Lines containing the word "Financial" are to be located and copied.

* _Entries supplied_:
+ + + + +

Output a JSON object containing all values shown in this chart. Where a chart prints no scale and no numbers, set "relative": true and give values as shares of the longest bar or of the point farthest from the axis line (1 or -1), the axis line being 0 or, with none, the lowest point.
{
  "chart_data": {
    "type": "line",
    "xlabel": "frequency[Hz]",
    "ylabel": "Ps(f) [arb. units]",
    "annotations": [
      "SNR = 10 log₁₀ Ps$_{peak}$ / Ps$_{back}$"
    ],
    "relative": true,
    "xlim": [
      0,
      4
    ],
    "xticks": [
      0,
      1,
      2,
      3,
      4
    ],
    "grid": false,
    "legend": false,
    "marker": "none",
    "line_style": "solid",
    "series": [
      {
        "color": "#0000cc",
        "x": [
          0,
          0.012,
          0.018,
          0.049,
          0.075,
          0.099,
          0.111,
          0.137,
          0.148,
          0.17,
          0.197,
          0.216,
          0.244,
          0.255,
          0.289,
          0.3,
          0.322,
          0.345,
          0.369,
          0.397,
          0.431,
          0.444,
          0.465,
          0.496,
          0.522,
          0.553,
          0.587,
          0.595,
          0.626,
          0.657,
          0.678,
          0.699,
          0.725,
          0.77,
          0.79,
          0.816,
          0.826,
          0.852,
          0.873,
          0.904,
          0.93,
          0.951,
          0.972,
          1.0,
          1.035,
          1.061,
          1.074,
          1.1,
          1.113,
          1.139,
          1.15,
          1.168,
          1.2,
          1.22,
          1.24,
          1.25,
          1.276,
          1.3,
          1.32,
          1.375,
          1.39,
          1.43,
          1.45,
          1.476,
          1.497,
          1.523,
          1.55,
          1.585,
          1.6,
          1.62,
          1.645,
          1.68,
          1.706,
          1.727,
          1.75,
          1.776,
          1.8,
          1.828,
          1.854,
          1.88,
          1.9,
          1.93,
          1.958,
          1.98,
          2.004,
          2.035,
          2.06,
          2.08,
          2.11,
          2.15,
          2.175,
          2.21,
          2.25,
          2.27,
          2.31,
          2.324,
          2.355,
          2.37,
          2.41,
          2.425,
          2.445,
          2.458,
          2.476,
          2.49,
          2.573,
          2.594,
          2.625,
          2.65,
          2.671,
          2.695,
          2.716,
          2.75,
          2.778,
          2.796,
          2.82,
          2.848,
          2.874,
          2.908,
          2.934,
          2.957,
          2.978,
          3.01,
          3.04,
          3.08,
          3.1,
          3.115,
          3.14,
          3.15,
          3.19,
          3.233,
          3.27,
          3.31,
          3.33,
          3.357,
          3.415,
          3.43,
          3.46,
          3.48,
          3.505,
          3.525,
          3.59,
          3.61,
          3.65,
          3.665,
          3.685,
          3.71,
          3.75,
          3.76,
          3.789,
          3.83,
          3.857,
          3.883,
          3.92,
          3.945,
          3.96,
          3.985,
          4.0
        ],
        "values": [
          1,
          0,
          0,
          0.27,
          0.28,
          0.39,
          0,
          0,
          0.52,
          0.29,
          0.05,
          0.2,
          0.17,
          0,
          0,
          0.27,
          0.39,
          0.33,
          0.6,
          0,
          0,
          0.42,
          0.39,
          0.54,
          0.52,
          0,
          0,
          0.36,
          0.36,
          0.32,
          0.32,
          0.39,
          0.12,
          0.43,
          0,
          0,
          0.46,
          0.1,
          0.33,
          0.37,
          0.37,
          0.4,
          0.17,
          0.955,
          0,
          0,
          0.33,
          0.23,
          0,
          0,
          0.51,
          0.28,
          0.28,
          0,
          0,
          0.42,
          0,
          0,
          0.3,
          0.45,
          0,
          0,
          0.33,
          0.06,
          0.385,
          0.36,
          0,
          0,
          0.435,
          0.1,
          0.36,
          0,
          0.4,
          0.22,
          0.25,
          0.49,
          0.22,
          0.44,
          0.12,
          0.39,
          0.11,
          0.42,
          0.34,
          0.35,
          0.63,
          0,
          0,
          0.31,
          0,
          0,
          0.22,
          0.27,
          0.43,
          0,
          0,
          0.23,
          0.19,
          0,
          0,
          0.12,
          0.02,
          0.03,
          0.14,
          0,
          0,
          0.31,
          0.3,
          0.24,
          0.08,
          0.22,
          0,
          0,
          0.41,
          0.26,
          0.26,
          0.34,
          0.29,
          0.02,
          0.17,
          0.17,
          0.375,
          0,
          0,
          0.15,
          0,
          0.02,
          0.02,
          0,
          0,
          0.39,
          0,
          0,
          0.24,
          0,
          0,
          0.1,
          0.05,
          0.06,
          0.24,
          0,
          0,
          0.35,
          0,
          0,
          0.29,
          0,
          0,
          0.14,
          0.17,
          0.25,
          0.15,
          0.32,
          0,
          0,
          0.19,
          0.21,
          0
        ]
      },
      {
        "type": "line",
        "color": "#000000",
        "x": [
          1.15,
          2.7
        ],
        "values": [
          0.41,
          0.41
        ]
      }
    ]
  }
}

+ + + + +

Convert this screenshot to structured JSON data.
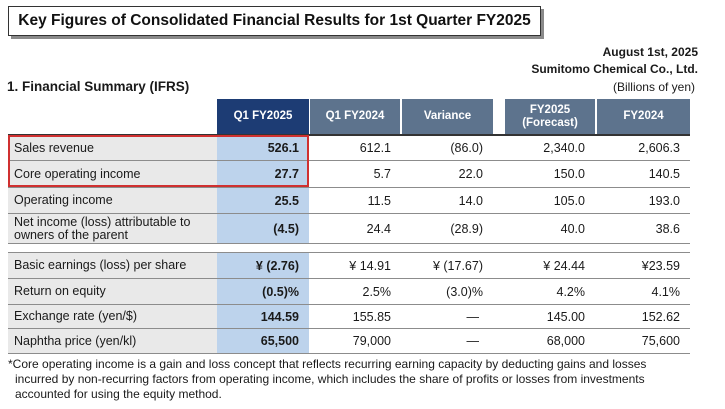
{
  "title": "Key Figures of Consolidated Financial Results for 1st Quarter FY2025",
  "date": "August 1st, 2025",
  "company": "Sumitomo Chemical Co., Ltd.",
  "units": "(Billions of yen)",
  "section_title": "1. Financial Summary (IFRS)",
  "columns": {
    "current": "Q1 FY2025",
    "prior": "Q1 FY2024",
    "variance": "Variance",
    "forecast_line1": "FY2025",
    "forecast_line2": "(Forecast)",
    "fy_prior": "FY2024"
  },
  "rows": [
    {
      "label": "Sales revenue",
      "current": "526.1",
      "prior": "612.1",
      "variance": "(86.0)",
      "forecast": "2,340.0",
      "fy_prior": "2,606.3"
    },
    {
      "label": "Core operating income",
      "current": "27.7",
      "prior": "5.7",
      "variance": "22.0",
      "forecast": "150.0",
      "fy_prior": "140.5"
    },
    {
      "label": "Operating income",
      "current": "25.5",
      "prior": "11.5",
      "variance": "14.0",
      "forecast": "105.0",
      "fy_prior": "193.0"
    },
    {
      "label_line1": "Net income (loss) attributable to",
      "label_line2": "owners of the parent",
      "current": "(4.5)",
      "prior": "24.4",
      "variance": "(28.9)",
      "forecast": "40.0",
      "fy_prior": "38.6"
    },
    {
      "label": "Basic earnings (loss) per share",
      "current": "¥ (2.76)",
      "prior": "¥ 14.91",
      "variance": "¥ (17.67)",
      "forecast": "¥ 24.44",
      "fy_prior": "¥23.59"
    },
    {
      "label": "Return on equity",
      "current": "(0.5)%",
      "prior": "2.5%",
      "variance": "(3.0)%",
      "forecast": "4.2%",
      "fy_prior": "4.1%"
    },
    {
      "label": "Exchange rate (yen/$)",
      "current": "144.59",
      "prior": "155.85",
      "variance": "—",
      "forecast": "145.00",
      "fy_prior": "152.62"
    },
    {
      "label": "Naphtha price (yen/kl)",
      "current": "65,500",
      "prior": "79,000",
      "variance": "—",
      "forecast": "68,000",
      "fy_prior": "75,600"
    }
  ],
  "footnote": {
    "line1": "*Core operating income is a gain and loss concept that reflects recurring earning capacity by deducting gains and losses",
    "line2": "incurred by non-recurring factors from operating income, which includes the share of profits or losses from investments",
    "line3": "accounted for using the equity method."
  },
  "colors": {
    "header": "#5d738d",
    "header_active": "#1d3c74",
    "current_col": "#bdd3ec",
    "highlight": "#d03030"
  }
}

+ + + + +

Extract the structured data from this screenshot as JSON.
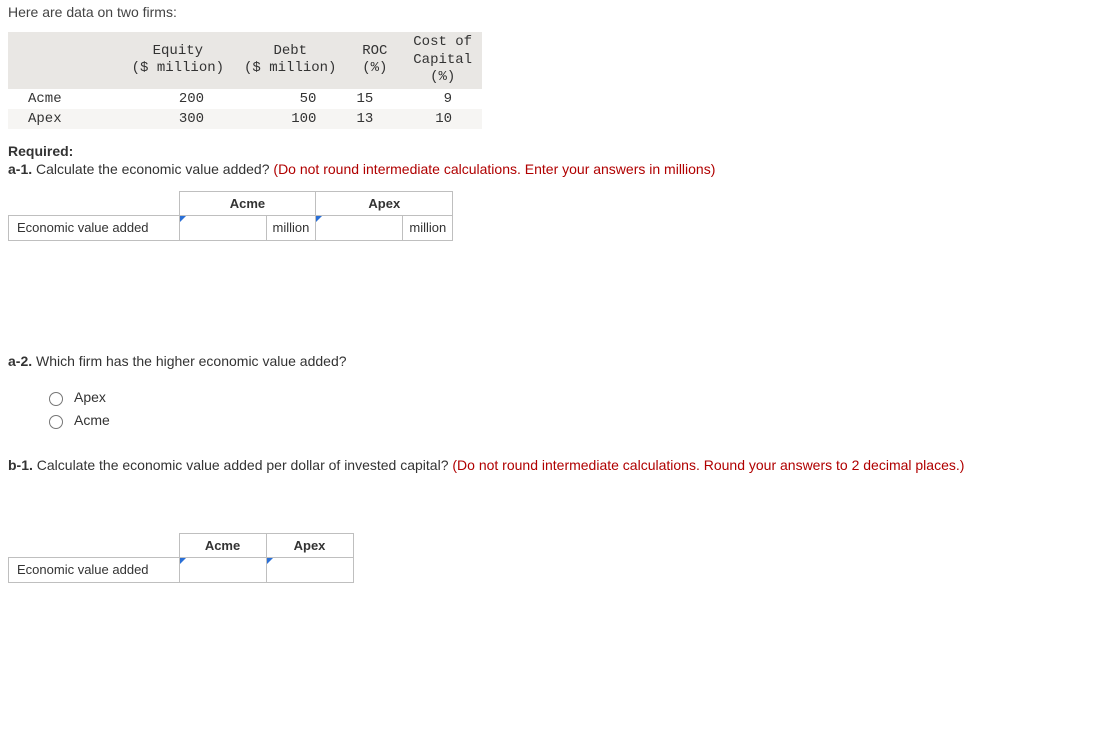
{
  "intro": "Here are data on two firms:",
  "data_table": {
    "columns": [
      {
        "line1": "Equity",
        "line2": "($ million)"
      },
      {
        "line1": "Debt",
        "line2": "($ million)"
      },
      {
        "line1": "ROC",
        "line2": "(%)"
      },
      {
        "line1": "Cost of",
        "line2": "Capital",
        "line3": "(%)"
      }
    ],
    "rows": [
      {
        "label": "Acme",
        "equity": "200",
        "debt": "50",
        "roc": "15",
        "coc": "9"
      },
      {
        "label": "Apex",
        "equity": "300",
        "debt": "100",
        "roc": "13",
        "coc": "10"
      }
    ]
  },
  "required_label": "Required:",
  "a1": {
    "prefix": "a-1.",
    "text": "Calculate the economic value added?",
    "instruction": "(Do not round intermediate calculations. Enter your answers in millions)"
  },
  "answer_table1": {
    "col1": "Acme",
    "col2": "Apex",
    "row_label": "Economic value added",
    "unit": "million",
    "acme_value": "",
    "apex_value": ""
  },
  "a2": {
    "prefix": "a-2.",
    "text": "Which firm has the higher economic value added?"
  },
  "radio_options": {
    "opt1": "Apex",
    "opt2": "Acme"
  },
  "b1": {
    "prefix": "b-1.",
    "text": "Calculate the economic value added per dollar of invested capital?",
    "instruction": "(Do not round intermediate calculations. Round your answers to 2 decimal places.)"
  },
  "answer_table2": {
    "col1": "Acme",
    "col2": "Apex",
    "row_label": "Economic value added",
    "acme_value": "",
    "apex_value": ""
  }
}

+ + + + +

* _Output for this exercise_:
  "title": "Key Figures of Consolidated Financial Results for 1st Quarter FY2025",
  "section_title": "1. Financial Summary (IFRS)",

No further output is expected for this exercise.